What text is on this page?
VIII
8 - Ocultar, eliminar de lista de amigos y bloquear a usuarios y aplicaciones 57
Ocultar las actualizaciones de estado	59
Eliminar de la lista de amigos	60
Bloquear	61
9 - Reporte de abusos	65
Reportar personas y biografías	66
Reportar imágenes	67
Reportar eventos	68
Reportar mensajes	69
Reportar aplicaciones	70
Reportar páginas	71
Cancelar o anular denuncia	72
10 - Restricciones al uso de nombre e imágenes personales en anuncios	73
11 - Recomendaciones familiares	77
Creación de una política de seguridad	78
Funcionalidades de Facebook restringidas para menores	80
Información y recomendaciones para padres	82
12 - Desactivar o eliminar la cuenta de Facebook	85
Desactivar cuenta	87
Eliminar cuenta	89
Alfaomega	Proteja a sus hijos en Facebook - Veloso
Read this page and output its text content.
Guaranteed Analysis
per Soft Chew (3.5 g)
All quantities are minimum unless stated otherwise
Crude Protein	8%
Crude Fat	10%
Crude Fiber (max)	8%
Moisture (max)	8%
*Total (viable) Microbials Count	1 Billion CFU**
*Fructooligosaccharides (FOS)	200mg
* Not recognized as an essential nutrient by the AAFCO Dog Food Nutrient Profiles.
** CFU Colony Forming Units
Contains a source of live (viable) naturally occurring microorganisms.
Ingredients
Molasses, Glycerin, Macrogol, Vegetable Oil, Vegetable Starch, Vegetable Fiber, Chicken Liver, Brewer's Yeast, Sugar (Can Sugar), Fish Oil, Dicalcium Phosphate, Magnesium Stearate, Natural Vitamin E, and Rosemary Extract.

.....

Directions for this task: State how many lines of the listing contain the word "Ocultar", giving the number by itself.

Reply to the task: 2